## GIVEN INSTRUCTION
Copy out each line of the listing that has the word "Account" in it.

===== SOURCE DATA

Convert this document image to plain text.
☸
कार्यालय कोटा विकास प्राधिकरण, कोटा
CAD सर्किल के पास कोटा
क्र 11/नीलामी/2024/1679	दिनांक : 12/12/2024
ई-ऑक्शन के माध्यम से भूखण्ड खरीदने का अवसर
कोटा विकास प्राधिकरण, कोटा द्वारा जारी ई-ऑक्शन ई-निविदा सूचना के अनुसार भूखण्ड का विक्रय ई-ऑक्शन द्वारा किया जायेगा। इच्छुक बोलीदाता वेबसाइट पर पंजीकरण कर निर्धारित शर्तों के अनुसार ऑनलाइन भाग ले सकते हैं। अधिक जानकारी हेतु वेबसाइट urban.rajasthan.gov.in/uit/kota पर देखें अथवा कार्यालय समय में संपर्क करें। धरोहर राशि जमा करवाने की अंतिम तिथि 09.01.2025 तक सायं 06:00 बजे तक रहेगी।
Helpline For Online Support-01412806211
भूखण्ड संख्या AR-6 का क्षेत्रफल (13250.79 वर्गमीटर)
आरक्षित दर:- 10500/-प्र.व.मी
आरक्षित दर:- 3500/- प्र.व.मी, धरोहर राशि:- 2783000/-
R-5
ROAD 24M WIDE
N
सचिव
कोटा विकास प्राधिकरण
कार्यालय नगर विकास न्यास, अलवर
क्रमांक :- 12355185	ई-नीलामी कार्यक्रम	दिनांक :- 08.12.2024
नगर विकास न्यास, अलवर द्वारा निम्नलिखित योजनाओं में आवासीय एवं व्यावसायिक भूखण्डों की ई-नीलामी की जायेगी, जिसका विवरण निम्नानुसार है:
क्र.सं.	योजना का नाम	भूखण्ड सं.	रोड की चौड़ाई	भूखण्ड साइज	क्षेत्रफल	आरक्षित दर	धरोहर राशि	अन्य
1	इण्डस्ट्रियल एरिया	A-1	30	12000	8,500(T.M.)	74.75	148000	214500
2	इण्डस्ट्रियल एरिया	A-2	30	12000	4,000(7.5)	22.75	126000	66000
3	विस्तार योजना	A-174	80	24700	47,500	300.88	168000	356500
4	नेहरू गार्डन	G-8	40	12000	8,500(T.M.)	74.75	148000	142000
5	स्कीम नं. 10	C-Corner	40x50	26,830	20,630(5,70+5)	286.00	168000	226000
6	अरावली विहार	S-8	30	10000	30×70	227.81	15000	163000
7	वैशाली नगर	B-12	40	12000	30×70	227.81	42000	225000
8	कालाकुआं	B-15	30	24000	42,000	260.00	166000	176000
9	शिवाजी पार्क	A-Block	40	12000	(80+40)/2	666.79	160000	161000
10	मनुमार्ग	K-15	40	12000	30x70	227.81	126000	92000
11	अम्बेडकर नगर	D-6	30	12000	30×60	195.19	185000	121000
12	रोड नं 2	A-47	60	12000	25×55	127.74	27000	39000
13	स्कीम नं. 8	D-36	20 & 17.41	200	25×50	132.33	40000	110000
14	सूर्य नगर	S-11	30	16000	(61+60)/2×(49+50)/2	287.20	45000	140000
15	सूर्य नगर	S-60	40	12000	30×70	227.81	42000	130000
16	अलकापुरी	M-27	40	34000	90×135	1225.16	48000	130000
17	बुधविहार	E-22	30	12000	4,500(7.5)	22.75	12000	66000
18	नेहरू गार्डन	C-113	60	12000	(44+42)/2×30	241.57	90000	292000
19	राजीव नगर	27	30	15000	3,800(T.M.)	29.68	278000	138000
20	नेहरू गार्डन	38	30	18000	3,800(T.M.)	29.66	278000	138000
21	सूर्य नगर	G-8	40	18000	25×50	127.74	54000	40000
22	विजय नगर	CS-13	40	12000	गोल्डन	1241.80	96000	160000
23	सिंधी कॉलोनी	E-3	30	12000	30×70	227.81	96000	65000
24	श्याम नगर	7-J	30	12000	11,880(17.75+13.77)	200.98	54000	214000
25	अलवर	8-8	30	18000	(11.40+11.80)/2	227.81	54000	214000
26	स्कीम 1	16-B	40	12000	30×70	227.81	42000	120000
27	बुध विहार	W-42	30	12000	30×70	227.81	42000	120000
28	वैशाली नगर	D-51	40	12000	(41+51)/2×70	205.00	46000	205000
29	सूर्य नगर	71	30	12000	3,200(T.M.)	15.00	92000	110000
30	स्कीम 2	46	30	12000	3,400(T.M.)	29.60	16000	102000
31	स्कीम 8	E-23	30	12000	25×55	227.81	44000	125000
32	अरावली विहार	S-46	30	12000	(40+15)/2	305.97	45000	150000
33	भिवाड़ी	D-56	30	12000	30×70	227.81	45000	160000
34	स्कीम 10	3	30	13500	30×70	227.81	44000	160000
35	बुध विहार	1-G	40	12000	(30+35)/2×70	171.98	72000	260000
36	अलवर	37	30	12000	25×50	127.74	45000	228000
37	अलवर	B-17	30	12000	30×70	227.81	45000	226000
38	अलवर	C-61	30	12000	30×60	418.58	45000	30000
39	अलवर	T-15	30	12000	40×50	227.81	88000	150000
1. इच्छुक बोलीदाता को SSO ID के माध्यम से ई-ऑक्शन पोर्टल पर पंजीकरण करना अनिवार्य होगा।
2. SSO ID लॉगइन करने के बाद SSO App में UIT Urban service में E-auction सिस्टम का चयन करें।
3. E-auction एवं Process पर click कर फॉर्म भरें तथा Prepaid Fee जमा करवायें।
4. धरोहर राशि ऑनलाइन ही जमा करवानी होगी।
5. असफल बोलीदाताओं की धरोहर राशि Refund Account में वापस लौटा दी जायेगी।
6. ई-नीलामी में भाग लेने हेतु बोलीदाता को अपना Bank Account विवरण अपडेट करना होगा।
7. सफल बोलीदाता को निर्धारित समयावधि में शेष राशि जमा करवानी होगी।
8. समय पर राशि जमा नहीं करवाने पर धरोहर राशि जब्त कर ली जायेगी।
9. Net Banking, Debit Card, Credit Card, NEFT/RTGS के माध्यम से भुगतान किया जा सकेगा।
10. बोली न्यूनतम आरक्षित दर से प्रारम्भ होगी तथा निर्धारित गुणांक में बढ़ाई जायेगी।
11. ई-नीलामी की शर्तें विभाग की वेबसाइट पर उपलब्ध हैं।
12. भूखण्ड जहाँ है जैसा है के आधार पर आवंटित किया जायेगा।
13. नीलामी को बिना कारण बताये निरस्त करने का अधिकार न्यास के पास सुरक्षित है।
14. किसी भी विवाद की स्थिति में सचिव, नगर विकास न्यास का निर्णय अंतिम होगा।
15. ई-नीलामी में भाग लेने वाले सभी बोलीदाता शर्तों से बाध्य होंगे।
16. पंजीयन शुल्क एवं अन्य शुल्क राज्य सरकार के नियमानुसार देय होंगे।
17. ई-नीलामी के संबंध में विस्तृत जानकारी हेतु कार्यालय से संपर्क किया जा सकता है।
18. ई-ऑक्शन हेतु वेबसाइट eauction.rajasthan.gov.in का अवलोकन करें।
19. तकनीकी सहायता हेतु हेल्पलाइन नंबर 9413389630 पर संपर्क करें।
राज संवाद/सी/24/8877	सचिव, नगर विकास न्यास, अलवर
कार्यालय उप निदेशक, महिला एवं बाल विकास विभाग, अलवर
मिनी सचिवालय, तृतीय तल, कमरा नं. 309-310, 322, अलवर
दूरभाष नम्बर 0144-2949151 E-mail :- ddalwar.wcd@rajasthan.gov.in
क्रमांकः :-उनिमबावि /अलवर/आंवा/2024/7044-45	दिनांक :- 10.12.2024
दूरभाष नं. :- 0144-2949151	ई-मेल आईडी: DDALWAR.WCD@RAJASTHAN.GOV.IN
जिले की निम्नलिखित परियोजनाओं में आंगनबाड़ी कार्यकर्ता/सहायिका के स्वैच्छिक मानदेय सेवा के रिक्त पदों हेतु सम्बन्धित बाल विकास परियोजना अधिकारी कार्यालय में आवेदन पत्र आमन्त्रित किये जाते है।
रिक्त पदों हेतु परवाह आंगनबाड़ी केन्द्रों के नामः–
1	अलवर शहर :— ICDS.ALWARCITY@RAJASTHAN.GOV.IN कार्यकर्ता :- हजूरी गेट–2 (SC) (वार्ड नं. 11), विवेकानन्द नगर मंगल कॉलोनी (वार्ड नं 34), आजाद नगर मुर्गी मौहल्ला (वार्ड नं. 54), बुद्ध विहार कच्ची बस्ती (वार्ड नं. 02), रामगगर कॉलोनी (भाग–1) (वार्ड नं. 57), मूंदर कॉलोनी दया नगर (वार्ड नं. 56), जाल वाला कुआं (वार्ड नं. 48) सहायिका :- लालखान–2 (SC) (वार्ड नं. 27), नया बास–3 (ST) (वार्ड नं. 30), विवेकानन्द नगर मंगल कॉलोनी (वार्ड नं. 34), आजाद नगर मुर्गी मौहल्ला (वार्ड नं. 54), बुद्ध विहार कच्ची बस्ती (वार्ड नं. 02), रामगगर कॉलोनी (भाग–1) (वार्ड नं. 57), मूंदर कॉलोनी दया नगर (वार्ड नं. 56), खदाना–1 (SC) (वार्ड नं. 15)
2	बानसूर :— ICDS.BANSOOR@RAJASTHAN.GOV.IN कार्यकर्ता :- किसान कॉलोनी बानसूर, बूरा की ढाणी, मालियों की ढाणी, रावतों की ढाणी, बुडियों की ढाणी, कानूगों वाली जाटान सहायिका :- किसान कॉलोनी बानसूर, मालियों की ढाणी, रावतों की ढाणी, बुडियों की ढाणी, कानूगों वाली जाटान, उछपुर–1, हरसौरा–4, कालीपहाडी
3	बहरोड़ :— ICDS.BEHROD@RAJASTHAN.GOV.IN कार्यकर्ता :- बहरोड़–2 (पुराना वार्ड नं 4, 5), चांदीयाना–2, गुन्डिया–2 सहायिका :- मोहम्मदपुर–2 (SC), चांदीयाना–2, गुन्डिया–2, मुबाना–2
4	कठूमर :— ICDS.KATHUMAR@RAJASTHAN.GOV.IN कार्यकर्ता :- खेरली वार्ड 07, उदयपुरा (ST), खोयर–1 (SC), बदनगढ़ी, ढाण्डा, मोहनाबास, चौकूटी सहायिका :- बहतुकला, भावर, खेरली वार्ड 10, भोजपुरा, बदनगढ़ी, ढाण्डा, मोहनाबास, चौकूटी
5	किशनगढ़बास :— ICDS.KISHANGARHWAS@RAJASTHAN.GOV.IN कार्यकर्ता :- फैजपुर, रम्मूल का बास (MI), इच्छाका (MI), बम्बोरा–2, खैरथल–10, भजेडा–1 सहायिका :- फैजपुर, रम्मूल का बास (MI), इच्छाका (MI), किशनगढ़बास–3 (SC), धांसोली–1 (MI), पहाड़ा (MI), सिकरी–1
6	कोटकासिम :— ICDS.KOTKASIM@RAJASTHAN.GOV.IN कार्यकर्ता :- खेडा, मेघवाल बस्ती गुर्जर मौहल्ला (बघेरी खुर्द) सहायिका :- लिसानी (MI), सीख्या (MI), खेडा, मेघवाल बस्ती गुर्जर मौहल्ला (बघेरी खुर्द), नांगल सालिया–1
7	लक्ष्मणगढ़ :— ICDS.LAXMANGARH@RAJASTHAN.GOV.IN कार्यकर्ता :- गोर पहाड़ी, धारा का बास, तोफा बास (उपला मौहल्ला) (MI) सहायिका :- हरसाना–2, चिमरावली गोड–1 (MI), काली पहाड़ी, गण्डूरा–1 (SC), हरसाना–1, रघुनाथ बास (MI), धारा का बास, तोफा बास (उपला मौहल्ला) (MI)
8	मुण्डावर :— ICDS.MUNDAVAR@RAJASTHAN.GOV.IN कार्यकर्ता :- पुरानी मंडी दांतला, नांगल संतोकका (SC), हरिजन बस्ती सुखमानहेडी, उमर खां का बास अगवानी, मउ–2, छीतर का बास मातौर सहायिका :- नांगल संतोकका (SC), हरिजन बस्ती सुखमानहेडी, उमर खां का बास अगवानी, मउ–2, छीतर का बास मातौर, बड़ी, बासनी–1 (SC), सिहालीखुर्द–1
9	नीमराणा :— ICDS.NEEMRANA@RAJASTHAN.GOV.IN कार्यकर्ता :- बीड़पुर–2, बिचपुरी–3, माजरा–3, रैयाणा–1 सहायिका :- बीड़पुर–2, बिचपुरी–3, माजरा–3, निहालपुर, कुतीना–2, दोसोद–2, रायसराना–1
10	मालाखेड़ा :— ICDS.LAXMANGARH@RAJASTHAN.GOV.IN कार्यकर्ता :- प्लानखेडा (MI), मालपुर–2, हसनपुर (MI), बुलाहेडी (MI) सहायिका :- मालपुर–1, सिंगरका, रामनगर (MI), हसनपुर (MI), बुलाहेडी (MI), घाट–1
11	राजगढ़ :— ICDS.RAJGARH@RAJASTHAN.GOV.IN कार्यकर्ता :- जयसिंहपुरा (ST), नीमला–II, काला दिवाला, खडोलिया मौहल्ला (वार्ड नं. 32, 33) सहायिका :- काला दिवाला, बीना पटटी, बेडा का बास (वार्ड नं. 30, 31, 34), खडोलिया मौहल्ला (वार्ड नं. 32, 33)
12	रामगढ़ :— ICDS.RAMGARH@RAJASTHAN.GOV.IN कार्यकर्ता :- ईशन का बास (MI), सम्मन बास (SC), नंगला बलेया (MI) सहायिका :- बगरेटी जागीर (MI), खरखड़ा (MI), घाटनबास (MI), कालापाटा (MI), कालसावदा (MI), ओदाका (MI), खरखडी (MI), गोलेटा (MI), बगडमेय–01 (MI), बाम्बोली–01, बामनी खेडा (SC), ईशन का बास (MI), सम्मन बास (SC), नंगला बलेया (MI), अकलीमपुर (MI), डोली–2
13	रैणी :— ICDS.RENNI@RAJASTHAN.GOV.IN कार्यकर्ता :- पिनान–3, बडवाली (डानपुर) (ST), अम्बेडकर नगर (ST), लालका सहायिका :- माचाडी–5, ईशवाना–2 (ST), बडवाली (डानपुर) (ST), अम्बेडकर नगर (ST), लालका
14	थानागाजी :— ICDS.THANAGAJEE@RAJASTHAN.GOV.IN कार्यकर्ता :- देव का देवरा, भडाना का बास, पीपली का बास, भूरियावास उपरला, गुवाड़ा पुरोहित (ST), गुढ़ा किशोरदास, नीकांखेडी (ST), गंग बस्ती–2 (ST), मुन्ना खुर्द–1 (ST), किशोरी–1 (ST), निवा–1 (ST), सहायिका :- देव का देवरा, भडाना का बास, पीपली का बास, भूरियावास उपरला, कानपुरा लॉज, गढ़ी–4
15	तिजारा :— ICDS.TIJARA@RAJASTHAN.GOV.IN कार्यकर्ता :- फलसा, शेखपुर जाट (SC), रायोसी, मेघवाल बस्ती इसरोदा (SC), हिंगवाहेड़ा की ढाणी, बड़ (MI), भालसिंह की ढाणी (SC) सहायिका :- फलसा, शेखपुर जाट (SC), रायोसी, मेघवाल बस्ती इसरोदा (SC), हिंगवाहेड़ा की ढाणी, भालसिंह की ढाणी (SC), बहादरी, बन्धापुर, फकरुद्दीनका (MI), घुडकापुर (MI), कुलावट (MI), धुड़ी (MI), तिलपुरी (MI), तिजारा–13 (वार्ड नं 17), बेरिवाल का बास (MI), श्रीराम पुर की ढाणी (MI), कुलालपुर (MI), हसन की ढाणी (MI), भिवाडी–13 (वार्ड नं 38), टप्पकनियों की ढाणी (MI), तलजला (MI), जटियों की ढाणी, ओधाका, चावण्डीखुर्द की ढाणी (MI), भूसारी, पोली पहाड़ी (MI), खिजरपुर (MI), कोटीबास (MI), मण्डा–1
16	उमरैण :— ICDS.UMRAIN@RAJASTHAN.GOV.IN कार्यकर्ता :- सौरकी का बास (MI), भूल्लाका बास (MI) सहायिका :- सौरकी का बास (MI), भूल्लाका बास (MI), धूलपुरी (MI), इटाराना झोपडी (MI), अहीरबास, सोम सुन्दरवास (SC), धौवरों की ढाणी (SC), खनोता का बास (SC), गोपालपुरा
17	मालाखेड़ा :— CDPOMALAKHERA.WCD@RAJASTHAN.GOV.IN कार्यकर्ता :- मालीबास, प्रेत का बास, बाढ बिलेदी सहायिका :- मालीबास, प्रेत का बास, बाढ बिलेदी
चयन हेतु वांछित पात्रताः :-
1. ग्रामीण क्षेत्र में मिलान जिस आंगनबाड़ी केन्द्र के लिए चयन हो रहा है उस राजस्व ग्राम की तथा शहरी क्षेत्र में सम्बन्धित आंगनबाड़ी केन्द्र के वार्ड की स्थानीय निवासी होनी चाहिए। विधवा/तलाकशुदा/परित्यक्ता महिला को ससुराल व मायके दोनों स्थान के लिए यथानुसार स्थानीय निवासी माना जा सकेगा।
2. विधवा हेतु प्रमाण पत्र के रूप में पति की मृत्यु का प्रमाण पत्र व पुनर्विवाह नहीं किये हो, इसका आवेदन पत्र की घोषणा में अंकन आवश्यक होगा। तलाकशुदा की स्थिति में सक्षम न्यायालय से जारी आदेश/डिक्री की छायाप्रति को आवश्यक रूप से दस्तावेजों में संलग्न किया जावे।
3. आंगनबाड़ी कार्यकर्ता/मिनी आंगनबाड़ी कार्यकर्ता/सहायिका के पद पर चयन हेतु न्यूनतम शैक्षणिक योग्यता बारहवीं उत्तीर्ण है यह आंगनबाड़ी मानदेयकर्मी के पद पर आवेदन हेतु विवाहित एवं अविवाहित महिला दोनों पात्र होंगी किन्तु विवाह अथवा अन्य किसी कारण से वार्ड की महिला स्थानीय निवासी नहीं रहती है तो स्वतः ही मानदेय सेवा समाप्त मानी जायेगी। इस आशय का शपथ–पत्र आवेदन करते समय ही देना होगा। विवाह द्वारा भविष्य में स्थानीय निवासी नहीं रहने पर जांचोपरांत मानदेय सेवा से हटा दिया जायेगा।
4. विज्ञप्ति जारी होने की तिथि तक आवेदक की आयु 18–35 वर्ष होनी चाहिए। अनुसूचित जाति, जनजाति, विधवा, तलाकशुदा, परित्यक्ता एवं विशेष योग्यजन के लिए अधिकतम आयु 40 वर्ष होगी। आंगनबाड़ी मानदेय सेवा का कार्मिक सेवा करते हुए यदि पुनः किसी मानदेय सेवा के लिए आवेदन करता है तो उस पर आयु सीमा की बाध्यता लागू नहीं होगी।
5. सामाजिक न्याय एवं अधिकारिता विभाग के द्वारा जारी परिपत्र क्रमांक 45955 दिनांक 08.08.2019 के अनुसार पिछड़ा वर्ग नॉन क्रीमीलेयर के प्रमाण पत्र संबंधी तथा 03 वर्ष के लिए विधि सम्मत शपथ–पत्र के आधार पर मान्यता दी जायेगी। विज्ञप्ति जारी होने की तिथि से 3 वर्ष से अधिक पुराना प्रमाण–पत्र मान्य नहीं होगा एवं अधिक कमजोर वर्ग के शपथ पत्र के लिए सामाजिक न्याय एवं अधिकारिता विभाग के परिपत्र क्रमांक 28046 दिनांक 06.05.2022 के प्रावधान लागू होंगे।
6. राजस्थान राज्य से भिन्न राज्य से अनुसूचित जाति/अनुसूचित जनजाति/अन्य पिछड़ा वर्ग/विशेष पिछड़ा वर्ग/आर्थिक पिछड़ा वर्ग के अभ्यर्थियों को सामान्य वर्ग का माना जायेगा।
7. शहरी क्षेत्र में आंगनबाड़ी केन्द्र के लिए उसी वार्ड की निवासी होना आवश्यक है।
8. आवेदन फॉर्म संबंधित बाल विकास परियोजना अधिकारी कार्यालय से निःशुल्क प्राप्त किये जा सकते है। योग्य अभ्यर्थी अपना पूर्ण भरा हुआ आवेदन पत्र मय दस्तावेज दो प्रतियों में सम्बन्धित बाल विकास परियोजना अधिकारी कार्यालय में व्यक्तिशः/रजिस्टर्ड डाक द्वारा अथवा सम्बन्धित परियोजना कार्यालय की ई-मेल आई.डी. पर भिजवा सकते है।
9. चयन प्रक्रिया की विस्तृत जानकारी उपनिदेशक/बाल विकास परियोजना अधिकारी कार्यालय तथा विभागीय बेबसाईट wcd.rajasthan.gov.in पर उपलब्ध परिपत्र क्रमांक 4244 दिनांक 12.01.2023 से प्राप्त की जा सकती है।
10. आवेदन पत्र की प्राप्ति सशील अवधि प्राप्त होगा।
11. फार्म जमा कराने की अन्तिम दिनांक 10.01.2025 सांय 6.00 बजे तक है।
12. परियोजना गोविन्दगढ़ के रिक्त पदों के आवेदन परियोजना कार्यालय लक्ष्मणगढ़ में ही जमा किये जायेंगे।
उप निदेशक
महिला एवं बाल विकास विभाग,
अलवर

==========

## EXERCISE SOLUTION
5. असफल बोलीदाताओं की धरोहर राशि Refund Account में वापस लौटा दी जायेगी।
6. ई-नीलामी में भाग लेने हेतु बोलीदाता को अपना Bank Account विवरण अपडेट करना होगा।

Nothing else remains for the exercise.